What is asked. Every record here needs to be written out again exactly.

(Extracted records)
====

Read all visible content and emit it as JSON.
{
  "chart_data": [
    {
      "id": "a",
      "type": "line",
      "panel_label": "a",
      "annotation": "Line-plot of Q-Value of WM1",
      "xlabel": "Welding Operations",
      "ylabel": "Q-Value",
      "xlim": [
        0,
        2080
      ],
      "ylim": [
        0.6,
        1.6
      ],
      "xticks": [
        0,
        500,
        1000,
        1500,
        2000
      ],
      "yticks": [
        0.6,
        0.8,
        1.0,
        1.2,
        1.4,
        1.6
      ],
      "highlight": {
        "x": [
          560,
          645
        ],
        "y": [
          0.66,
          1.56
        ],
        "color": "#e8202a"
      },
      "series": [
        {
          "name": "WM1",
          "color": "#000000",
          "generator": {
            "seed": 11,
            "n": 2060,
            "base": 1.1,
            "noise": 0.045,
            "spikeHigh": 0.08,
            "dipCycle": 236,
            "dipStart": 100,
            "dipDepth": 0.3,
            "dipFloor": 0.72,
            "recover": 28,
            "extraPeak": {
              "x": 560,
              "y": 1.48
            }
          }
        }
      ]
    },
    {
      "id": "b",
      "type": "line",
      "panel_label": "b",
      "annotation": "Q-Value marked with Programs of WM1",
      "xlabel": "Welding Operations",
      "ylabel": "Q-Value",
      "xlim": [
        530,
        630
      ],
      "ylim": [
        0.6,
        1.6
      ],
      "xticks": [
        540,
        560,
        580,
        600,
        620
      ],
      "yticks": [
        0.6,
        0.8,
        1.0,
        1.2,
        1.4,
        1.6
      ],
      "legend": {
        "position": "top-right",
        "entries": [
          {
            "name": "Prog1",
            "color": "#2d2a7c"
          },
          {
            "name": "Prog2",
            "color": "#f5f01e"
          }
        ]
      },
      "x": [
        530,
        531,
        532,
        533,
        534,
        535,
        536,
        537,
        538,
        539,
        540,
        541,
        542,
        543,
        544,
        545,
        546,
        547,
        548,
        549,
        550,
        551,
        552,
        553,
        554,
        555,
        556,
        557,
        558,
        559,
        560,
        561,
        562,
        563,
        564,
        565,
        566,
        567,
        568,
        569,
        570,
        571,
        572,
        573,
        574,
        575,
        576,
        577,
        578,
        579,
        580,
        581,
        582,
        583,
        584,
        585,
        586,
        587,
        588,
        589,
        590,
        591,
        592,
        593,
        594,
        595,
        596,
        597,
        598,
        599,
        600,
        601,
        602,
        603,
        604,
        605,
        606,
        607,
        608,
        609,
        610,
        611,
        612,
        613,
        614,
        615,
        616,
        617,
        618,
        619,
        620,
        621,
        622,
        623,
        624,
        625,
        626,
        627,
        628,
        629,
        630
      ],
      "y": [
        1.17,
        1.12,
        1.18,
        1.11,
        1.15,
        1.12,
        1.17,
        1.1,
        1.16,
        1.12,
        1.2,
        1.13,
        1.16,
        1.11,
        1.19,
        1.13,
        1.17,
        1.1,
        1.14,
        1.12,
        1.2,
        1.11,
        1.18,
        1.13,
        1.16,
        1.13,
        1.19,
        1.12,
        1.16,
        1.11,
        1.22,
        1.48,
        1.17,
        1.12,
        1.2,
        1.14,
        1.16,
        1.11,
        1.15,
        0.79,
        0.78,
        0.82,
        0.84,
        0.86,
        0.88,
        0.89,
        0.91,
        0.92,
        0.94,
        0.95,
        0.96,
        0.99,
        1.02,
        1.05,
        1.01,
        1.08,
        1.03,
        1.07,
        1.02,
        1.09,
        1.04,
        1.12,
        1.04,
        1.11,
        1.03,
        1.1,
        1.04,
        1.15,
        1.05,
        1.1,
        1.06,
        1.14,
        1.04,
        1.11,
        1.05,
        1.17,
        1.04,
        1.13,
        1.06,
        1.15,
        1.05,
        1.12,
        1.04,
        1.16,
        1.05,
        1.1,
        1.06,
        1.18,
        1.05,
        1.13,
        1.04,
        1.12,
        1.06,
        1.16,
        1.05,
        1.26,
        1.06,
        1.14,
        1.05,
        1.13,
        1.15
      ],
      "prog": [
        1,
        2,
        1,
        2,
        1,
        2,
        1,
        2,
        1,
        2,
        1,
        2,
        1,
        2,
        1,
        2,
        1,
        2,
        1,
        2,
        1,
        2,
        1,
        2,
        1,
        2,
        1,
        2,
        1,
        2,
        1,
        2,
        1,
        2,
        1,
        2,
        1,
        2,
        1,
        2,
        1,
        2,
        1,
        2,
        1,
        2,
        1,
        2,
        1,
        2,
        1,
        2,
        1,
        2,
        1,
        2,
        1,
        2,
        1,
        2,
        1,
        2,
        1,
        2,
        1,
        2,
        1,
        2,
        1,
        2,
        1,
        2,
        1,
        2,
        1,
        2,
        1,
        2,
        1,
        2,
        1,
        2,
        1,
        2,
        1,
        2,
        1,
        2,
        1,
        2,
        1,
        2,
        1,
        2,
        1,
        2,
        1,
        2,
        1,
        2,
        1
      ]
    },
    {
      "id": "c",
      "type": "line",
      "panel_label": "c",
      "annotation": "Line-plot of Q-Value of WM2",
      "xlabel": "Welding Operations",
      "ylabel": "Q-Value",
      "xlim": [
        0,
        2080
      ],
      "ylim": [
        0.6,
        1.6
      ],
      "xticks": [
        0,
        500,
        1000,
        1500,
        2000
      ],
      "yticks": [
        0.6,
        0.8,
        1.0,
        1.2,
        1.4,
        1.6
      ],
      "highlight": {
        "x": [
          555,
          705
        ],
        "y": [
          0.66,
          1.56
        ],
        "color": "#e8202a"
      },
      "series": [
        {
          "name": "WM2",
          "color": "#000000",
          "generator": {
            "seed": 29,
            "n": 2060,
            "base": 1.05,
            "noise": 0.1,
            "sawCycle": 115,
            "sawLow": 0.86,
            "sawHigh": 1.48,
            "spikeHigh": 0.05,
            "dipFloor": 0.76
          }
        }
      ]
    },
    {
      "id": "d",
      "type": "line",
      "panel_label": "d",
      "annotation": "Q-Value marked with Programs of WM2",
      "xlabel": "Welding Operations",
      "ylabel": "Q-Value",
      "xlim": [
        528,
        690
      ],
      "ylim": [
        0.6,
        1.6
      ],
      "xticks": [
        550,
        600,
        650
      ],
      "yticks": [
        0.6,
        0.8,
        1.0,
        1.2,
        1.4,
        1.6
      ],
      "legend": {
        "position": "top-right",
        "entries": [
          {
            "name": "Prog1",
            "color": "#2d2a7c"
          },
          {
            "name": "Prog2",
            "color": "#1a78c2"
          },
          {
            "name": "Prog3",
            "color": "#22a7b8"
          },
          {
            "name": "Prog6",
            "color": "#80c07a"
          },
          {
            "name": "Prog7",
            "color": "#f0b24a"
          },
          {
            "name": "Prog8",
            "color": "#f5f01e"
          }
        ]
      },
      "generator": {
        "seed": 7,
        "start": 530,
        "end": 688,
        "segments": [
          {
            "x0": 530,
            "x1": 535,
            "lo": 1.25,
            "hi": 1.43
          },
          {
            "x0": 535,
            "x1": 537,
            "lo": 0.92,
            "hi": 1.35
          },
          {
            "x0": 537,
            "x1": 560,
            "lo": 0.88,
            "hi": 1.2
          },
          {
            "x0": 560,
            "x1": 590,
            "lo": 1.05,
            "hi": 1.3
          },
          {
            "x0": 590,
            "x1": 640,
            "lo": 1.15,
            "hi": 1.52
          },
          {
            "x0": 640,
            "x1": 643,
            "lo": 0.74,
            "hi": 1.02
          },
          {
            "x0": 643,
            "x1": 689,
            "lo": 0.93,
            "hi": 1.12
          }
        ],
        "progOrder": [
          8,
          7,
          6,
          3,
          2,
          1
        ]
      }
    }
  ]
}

====

Complete response.
Read all visible content and emit it as JSON.
{
  "chart_data": [
    {
      "id": "a",
      "type": "line",
      "panel_label": "a",
      "annotation": "Line-plot of Q-Value of WM1",
      "xlabel": "Welding Operations",
      "ylabel": "Q-Value",
      "xlim": [
        0,
        2080
      ],
      "ylim": [
        0.6,
        1.6
      ],
      "xticks": [
        0,
        500,
        1000,
        1500,
        2000
      ],
      "yticks": [
        0.6,
        0.8,
        1.0,
        1.2,
        1.4,
        1.6
      ],
      "highlight": {
        "x": [
          560,
          645
        ],
        "y": [
          0.66,
          1.56
        ],
        "color": "#e8202a"
      },
      "series": [
        {
          "name": "WM1",
          "color": "#000000",
          "generator": {
            "seed": 11,
            "n": 2060,
            "base": 1.1,
            "noise": 0.045,
            "spikeHigh": 0.08,
            "dipCycle": 236,
            "dipStart": 100,
            "dipDepth": 0.3,
            "dipFloor": 0.72,
            "recover": 28,
            "extraPeak": {
              "x": 560,
              "y": 1.48
            }
          }
        }
      ]
    },
    {
      "id": "b",
      "type": "line",
      "panel_label": "b",
      "annotation": "Q-Value marked with Programs of WM1",
      "xlabel": "Welding Operations",
      "ylabel": "Q-Value",
      "xlim": [
        530,
        630
      ],
      "ylim": [
        0.6,
        1.6
      ],
      "xticks": [
        540,
        560,
        580,
        600,
        620
      ],
      "yticks": [
        0.6,
        0.8,
        1.0,
        1.2,
        1.4,
        1.6
      ],
      "legend": {
        "position": "top-right",
        "entries": [
          {
            "name": "Prog1",
            "color": "#2d2a7c"
          },
          {
            "name": "Prog2",
            "color": "#f5f01e"
          }
        ]
      },
      "x": [
        530,
        531,
        532,
        533,
        534,
        535,
        536,
        537,
        538,
        539,
        540,
        541,
        542,
        543,
        544,
        545,
        546,
        547,
        548,
        549,
        550,
        551,
        552,
        553,
        554,
        555,
        556,
        557,
        558,
        559,
        560,
        561,
        562,
        563,
        564,
        565,
        566,
        567,
        568,
        569,
        570,
        571,
        572,
        573,
        574,
        575,
        576,
        577,
        578,
        579,
        580,
        581,
        582,
        583,
        584,
        585,
        586,
        587,
        588,
        589,
        590,
        591,
        592,
        593,
        594,
        595,
        596,
        597,
        598,
        599,
        600,
        601,
        602,
        603,
        604,
        605,
        606,
        607,
        608,
        609,
        610,
        611,
        612,
        613,
        614,
        615,
        616,
        617,
        618,
        619,
        620,
        621,
        622,
        623,
        624,
        625,
        626,
        627,
        628,
        629,
        630
      ],
      "y": [
        1.17,
        1.12,
        1.18,
        1.11,
        1.15,
        1.12,
        1.17,
        1.1,
        1.16,
        1.12,
        1.2,
        1.13,
        1.16,
        1.11,
        1.19,
        1.13,
        1.17,
        1.1,
        1.14,
        1.12,
        1.2,
        1.11,
        1.18,
        1.13,
        1.16,
        1.13,
        1.19,
        1.12,
        1.16,
        1.11,
        1.22,
        1.48,
        1.17,
        1.12,
        1.2,
        1.14,
        1.16,
        1.11,
        1.15,
        0.79,
        0.78,
        0.82,
        0.84,
        0.86,
        0.88,
        0.89,
        0.91,
        0.92,
        0.94,
        0.95,
        0.96,
        0.99,
        1.02,
        1.05,
        1.01,
        1.08,
        1.03,
        1.07,
        1.02,
        1.09,
        1.04,
        1.12,
        1.04,
        1.11,
        1.03,
        1.1,
        1.04,
        1.15,
        1.05,
        1.1,
        1.06,
        1.14,
        1.04,
        1.11,
        1.05,
        1.17,
        1.04,
        1.13,
        1.06,
        1.15,
        1.05,
        1.12,
        1.04,
        1.16,
        1.05,
        1.1,
        1.06,
        1.18,
        1.05,
        1.13,
        1.04,
        1.12,
        1.06,
        1.16,
        1.05,
        1.26,
        1.06,
        1.14,
        1.05,
        1.13,
        1.15
      ],
      "prog": [
        1,
        2,
        1,
        2,
        1,
        2,
        1,
        2,
        1,
        2,
        1,
        2,
        1,
        2,
        1,
        2,
        1,
        2,
        1,
        2,
        1,
        2,
        1,
        2,
        1,
        2,
        1,
        2,
        1,
        2,
        1,
        2,
        1,
        2,
        1,
        2,
        1,
        2,
        1,
        2,
        1,
        2,
        1,
        2,
        1,
        2,
        1,
        2,
        1,
        2,
        1,
        2,
        1,
        2,
        1,
        2,
        1,
        2,
        1,
        2,
        1,
        2,
        1,
        2,
        1,
        2,
        1,
        2,
        1,
        2,
        1,
        2,
        1,
        2,
        1,
        2,
        1,
        2,
        1,
        2,
        1,
        2,
        1,
        2,
        1,
        2,
        1,
        2,
        1,
        2,
        1,
        2,
        1,
        2,
        1,
        2,
        1,
        2,
        1,
        2,
        1
      ]
    },
    {
      "id": "c",
      "type": "line",
      "panel_label": "c",
      "annotation": "Line-plot of Q-Value of WM2",
      "xlabel": "Welding Operations",
      "ylabel": "Q-Value",
      "xlim": [
        0,
        2080
      ],
      "ylim": [
        0.6,
        1.6
      ],
      "xticks": [
        0,
        500,
        1000,
        1500,
        2000
      ],
      "yticks": [
        0.6,
        0.8,
        1.0,
        1.2,
        1.4,
        1.6
      ],
      "highlight": {
        "x": [
          555,
          705
        ],
        "y": [
          0.66,
          1.56
        ],
        "color": "#e8202a"
      },
      "series": [
        {
          "name": "WM2",
          "color": "#000000",
          "generator": {
            "seed": 29,
            "n": 2060,
            "base": 1.05,
            "noise": 0.1,
            "sawCycle": 115,
            "sawLow": 0.86,
            "sawHigh": 1.48,
            "spikeHigh": 0.05,
            "dipFloor": 0.76
          }
        }
      ]
    },
    {
      "id": "d",
      "type": "line",
      "panel_label": "d",
      "annotation": "Q-Value marked with Programs of WM2",
      "xlabel": "Welding Operations",
      "ylabel": "Q-Value",
      "xlim": [
        528,
        690
      ],
      "ylim": [
        0.6,
        1.6
      ],
      "xticks": [
        550,
        600,
        650
      ],
      "yticks": [
        0.6,
        0.8,
        1.0,
        1.2,
        1.4,
        1.6
      ],
      "legend": {
        "position": "top-right",
        "entries": [
          {
            "name": "Prog1",
            "color": "#2d2a7c"
          },
          {
            "name": "Prog2",
            "color": "#1a78c2"
          },
          {
            "name": "Prog3",
            "color": "#22a7b8"
          },
          {
            "name": "Prog6",
            "color": "#80c07a"
          },
          {
            "name": "Prog7",
            "color": "#f0b24a"
          },
          {
            "name": "Prog8",
            "color": "#f5f01e"
          }
        ]
      },
      "generator": {
        "seed": 7,
        "start": 530,
        "end": 688,
        "segments": [
          {
            "x0": 530,
            "x1": 535,
            "lo": 1.25,
            "hi": 1.43
          },
          {
            "x0": 535,
            "x1": 537,
            "lo": 0.92,
            "hi": 1.35
          },
          {
            "x0": 537,
            "x1": 560,
            "lo": 0.88,
            "hi": 1.2
          },
          {
            "x0": 560,
            "x1": 590,
            "lo": 1.05,
            "hi": 1.3
          },
          {
            "x0": 590,
            "x1": 640,
            "lo": 1.15,
            "hi": 1.52
          },
          {
            "x0": 640,
            "x1": 643,
            "lo": 0.74,
            "hi": 1.02
          },
          {
            "x0": 643,
            "x1": 689,
            "lo": 0.93,
            "hi": 1.12
          }
        ],
        "progOrder": [
          8,
          7,
          6,
          3,
          2,
          1
        ]
      }
    }
  ]
}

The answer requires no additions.